CITROËN DS 20 (1972): O FUTURO QUE INSISTIA EM RODAR NO PRESENTE
A França dos anos 1970 mostrava um cenário onde a criatividade e a inovação continuavam a desafiar o convencional. E nenhum automóvel simboliza melhor essa ousadia do que o lendário Citroën DS 20 1972, uma evolução de um dos projetos mais revolucionários já concebidos pela Citroën.
Na verdade, para entender o DS 20 de 1972, é preciso voltar um pouco no tempo - até sua estreia original em 1955, durante o Salão de Paris 1955, quando o Citroën DS causou verdadeiro espanto. Seu design futurista e suas soluções técnicas pareciam vindos de décadas à frente. Nos anos seguintes, o modelo evoluiu, e o DS 20 surgiu como uma versão mais acessível e equilibrada dentro da gama.
Visualmente, o DS permanecia inconfundível. Suas linhas aerodinâmicas, quase esculturais, criavam uma silhueta que parecia flutuar sobre o solo. Em 1972, já com as atualizações introduzidas no final dos anos 1960, o modelo apresentava faróis carenados - em algumas versões, até direcionais - reforçando ainda mais sua aparência futurista.

* [Dados armazenados]:
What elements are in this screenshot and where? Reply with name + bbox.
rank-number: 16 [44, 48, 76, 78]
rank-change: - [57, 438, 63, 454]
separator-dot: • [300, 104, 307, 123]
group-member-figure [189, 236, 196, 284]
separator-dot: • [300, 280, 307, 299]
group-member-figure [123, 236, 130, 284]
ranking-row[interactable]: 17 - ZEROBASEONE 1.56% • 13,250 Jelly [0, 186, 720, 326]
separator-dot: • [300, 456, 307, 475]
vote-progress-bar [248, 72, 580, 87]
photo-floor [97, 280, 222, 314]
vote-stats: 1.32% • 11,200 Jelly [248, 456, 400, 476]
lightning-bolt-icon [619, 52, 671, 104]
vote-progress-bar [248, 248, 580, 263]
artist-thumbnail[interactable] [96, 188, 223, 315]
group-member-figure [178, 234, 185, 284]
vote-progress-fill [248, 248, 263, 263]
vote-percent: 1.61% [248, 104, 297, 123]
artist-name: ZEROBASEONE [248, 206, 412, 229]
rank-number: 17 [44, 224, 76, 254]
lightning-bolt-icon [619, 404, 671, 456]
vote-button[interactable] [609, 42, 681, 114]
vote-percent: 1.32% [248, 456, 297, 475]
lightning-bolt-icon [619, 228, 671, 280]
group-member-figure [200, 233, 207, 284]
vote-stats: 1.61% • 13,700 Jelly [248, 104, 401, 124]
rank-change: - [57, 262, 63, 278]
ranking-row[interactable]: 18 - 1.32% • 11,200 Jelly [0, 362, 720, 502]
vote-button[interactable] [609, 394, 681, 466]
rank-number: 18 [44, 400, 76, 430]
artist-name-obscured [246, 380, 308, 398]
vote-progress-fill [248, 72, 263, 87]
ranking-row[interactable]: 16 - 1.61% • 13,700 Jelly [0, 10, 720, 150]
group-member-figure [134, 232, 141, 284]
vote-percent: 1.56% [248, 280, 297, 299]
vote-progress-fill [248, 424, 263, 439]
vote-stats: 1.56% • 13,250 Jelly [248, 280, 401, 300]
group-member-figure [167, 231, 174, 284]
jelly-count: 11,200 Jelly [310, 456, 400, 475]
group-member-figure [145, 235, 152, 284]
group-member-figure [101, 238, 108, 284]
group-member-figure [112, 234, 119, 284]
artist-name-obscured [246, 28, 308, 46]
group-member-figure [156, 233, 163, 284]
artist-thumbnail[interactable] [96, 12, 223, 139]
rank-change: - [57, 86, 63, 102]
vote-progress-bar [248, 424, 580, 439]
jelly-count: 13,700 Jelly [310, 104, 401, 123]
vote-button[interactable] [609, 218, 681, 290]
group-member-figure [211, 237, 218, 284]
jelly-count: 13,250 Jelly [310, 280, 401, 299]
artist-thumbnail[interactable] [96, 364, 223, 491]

* [Problema 1]:
Reescreva o trecho do texto sobre o Citroën DS 20, tudo desde "Na verdade, para" até "dentro da gama.", renomeando "Salão de Paris" como "Salão do Automóvel de Paris".
* [Problema 2]:
Segundo o texto sobre o Citroën DS 20, em que evento o Citroën DS fez sua estreia original?
* [Problema 3]:
Por favor, resuma em no máximo duas frases o parágrafo do texto sobre o Citroën DS 20 que começa com "Visualmente, o DS permanecia", mantendo os fatos principais.
Responda com base apenas no texto, não nas linhas.

* [Espaço da resposta 1]:
Na verdade, para entender o DS 20 de 1972, é preciso voltar um pouco no tempo - até sua estreia original em 1955, durante o Salão do Automóvel de Paris 1955, quando o Citroën DS causou verdadeiro espanto. Seu design futurista e suas soluções técnicas pareciam vindos de décadas à frente. Nos anos seguintes, o modelo evoluiu, e o DS 20 surgiu como uma versão mais acessível e equilibrada dentro da gama.

* [Espaço da resposta 2]:
No Salão de Paris 1955.

* [Espaço da resposta 3]:
O DS continuava inconfundível, com linhas aerodinâmicas quase esculturais que davam a impressão de flutuar sobre o solo. Em 1972, com as atualizações do final dos anos 1960, tinha faróis carenados, direcionais em algumas versões, que reforçavam seu visual futurista.